Description of the task: Copy out every line of the entries below without changing a single character.

Data rows:
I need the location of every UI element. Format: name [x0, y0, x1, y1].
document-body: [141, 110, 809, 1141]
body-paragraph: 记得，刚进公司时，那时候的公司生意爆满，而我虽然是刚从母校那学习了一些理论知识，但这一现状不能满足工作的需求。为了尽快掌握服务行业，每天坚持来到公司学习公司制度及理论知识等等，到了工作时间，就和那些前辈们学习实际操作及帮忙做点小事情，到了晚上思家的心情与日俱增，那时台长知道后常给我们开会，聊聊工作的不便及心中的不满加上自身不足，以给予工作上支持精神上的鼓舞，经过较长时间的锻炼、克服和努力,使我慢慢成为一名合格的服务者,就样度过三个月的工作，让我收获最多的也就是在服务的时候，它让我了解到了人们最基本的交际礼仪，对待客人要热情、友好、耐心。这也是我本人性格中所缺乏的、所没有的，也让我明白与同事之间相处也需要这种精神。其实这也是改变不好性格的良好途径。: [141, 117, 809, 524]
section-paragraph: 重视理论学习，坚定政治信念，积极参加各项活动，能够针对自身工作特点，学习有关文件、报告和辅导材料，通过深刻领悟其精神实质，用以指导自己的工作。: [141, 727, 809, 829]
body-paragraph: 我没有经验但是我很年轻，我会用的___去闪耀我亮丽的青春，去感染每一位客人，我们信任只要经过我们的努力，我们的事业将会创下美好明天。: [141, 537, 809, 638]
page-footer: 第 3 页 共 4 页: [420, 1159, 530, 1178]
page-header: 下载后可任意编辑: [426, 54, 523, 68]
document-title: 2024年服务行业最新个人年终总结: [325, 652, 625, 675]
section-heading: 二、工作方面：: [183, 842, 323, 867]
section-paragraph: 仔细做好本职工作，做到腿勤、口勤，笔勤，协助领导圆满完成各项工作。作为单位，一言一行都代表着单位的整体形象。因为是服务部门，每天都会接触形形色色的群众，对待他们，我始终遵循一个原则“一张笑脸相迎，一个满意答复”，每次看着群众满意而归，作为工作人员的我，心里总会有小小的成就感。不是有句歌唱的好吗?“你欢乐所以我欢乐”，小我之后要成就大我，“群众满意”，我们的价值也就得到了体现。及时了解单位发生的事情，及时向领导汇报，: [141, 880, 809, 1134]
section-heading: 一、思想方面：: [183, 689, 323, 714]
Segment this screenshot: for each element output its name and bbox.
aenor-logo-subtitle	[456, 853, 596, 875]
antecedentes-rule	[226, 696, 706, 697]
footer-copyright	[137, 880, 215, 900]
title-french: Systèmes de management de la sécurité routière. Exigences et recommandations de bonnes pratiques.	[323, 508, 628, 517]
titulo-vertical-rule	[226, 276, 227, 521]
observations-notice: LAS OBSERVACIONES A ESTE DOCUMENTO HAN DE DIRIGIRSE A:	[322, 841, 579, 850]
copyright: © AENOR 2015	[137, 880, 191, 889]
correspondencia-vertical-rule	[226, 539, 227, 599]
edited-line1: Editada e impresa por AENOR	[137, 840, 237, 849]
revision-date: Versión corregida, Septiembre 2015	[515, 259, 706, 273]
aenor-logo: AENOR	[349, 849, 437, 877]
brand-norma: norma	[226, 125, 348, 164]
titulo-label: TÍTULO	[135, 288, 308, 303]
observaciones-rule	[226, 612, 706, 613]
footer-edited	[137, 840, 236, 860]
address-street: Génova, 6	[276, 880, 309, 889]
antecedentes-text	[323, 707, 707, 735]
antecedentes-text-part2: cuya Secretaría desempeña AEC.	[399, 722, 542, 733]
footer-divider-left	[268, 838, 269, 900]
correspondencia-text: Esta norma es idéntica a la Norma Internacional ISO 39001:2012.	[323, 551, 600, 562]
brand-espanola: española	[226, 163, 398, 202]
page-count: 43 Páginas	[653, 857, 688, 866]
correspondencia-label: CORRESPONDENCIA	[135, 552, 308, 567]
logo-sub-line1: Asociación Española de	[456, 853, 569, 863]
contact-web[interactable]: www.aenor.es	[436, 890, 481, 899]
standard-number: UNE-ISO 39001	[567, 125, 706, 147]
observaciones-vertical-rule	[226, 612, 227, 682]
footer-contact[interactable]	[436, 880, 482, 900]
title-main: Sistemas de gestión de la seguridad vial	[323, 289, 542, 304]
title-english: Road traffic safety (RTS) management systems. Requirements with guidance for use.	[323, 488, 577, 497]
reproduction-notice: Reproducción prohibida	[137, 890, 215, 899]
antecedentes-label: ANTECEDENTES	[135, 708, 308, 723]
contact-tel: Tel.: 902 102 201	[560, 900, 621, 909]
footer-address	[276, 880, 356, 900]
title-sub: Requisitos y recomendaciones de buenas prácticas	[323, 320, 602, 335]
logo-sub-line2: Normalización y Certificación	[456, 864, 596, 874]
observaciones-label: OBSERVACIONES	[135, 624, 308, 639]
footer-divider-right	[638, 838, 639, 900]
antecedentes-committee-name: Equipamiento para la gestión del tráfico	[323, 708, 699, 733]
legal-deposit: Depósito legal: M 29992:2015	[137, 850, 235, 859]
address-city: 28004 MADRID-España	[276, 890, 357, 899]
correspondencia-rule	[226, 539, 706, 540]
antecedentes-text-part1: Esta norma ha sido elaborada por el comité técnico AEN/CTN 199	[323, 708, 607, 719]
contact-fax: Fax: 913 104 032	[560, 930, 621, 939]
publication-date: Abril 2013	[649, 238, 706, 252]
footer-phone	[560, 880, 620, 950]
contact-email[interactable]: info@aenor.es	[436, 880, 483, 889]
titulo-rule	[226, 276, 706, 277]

Task result:
I need the location of every UI element. Format: name [x0, y0, x1, y1].
document-body: [141, 110, 809, 1141]
body-paragraph: 记得，刚进公司时，那时候的公司生意爆满，而我虽然是刚从母校那学习了一些理论知识，但这一现状不能满足工作的需求。为了尽快掌握服务行业，每天坚持来到公司学习公司制度及理论知识等等，到了工作时间，就和那些前辈们学习实际操作及帮忙做点小事情，到了晚上思家的心情与日俱增，那时台长知道后常给我们开会，聊聊工作的不便及心中的不满加上自身不足，以给予工作上支持精神上的鼓舞，经过较长时间的锻炼、克服和努力,使我慢慢成为一名合格的服务者,就样度过三个月的工作，让我收获最多的也就是在服务的时候，它让我了解到了人们最基本的交际礼仪，对待客人要热情、友好、耐心。这也是我本人性格中所缺乏的、所没有的，也让我明白与同事之间相处也需要这种精神。其实这也是改变不好性格的良好途径。: [141, 117, 809, 524]
section-paragraph: 重视理论学习，坚定政治信念，积极参加各项活动，能够针对自身工作特点，学习有关文件、报告和辅导材料，通过深刻领悟其精神实质，用以指导自己的工作。: [141, 727, 809, 829]
body-paragraph: 我没有经验但是我很年轻，我会用的___去闪耀我亮丽的青春，去感染每一位客人，我们信任只要经过我们的努力，我们的事业将会创下美好明天。: [141, 537, 809, 638]
page-footer: 第 3 页 共 4 页: [420, 1159, 530, 1178]
page-header: 下载后可任意编辑: [426, 54, 523, 68]
document-title: 2024年服务行业最新个人年终总结: [325, 652, 625, 675]
section-heading: 二、工作方面：: [183, 842, 323, 867]
section-paragraph: 仔细做好本职工作，做到腿勤、口勤，笔勤，协助领导圆满完成各项工作。作为单位，一言一行都代表着单位的整体形象。因为是服务部门，每天都会接触形形色色的群众，对待他们，我始终遵循一个原则“一张笑脸相迎，一个满意答复”，每次看着群众满意而归，作为工作人员的我，心里总会有小小的成就感。不是有句歌唱的好吗?“你欢乐所以我欢乐”，小我之后要成就大我，“群众满意”，我们的价值也就得到了体现。及时了解单位发生的事情，及时向领导汇报，: [141, 880, 809, 1134]
section-heading: 一、思想方面：: [183, 689, 323, 714]
Segment this screenshot: for each element output its name and bbox.
aenor-logo-subtitle	[456, 853, 596, 875]
antecedentes-rule	[226, 696, 706, 697]
footer-copyright	[137, 880, 215, 900]
title-french: Systèmes de management de la sécurité routière. Exigences et recommandations de bonnes pratiques.	[323, 508, 628, 517]
titulo-vertical-rule	[226, 276, 227, 521]
observations-notice: LAS OBSERVACIONES A ESTE DOCUMENTO HAN DE DIRIGIRSE A:	[322, 841, 579, 850]
copyright: © AENOR 2015	[137, 880, 191, 889]
correspondencia-vertical-rule	[226, 539, 227, 599]
edited-line1: Editada e impresa por AENOR	[137, 840, 237, 849]
revision-date: Versión corregida, Septiembre 2015	[515, 259, 706, 273]
aenor-logo: AENOR	[349, 849, 437, 877]
brand-norma: norma	[226, 125, 348, 164]
titulo-label: TÍTULO	[135, 288, 308, 303]
observaciones-rule	[226, 612, 706, 613]
footer-edited	[137, 840, 236, 860]
address-street: Génova, 6	[276, 880, 309, 889]
antecedentes-text	[323, 707, 707, 735]
antecedentes-text-part2: cuya Secretaría desempeña AEC.	[399, 722, 542, 733]
footer-divider-left	[268, 838, 269, 900]
correspondencia-text: Esta norma es idéntica a la Norma Internacional ISO 39001:2012.	[323, 551, 600, 562]
brand-espanola: española	[226, 163, 398, 202]
page-count: 43 Páginas	[653, 857, 688, 866]
correspondencia-label: CORRESPONDENCIA	[135, 552, 308, 567]
logo-sub-line1: Asociación Española de	[456, 853, 569, 863]
contact-web[interactable]: www.aenor.es	[436, 890, 481, 899]
standard-number: UNE-ISO 39001	[567, 125, 706, 147]
observaciones-vertical-rule	[226, 612, 227, 682]
footer-contact[interactable]	[436, 880, 482, 900]
title-main: Sistemas de gestión de la seguridad vial	[323, 289, 542, 304]
title-english: Road traffic safety (RTS) management systems. Requirements with guidance for use.	[323, 488, 577, 497]
reproduction-notice: Reproducción prohibida	[137, 890, 215, 899]
antecedentes-label: ANTECEDENTES	[135, 708, 308, 723]
contact-tel: Tel.: 902 102 201	[560, 900, 621, 909]
footer-address	[276, 880, 356, 900]
title-sub: Requisitos y recomendaciones de buenas prácticas	[323, 320, 602, 335]
logo-sub-line2: Normalización y Certificación	[456, 864, 596, 874]
observaciones-label: OBSERVACIONES	[135, 624, 308, 639]
footer-divider-right	[638, 838, 639, 900]
antecedentes-committee-name: Equipamiento para la gestión del tráfico	[323, 708, 699, 733]
legal-deposit: Depósito legal: M 29992:2015	[137, 850, 235, 859]
address-city: 28004 MADRID-España	[276, 890, 357, 899]
correspondencia-rule	[226, 539, 706, 540]
antecedentes-text-part1: Esta norma ha sido elaborada por el comité técnico AEN/CTN 199	[323, 708, 607, 719]
contact-fax: Fax: 913 104 032	[560, 930, 621, 939]
publication-date: Abril 2013	[649, 238, 706, 252]
footer-phone	[560, 880, 620, 950]
contact-email[interactable]: info@aenor.es	[436, 880, 483, 889]
titulo-rule	[226, 276, 706, 277]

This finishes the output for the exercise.